DATA FOR PROCESSING:
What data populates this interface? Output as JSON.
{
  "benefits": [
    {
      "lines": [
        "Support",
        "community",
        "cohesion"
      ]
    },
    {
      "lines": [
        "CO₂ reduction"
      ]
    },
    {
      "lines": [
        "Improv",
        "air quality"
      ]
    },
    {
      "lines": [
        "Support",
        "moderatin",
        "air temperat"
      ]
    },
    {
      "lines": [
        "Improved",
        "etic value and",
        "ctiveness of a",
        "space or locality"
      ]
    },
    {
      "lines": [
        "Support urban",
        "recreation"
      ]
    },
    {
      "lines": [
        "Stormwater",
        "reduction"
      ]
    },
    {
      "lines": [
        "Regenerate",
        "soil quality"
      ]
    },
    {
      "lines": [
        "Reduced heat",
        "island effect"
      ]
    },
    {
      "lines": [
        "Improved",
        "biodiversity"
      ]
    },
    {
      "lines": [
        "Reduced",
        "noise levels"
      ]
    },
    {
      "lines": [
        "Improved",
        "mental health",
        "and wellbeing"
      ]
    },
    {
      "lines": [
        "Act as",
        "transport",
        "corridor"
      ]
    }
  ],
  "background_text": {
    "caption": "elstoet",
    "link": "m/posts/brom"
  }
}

GIVEN PROBLEM: Repeat the data precisely, reproducing every entry.

RESPONSE TO THIS EXERCISE:
What data populates this interface? Output as JSON.
{
  "benefits": [
    {
      "lines": [
        "Support",
        "community",
        "cohesion"
      ]
    },
    {
      "lines": [
        "CO₂ reduction"
      ]
    },
    {
      "lines": [
        "Improv",
        "air quality"
      ]
    },
    {
      "lines": [
        "Support",
        "moderatin",
        "air temperat"
      ]
    },
    {
      "lines": [
        "Improved",
        "etic value and",
        "ctiveness of a",
        "space or locality"
      ]
    },
    {
      "lines": [
        "Support urban",
        "recreation"
      ]
    },
    {
      "lines": [
        "Stormwater",
        "reduction"
      ]
    },
    {
      "lines": [
        "Regenerate",
        "soil quality"
      ]
    },
    {
      "lines": [
        "Reduced heat",
        "island effect"
      ]
    },
    {
      "lines": [
        "Improved",
        "biodiversity"
      ]
    },
    {
      "lines": [
        "Reduced",
        "noise levels"
      ]
    },
    {
      "lines": [
        "Improved",
        "mental health",
        "and wellbeing"
      ]
    },
    {
      "lines": [
        "Act as",
        "transport",
        "corridor"
      ]
    }
  ],
  "background_text": {
    "caption": "elstoet",
    "link": "m/posts/brom"
  }
}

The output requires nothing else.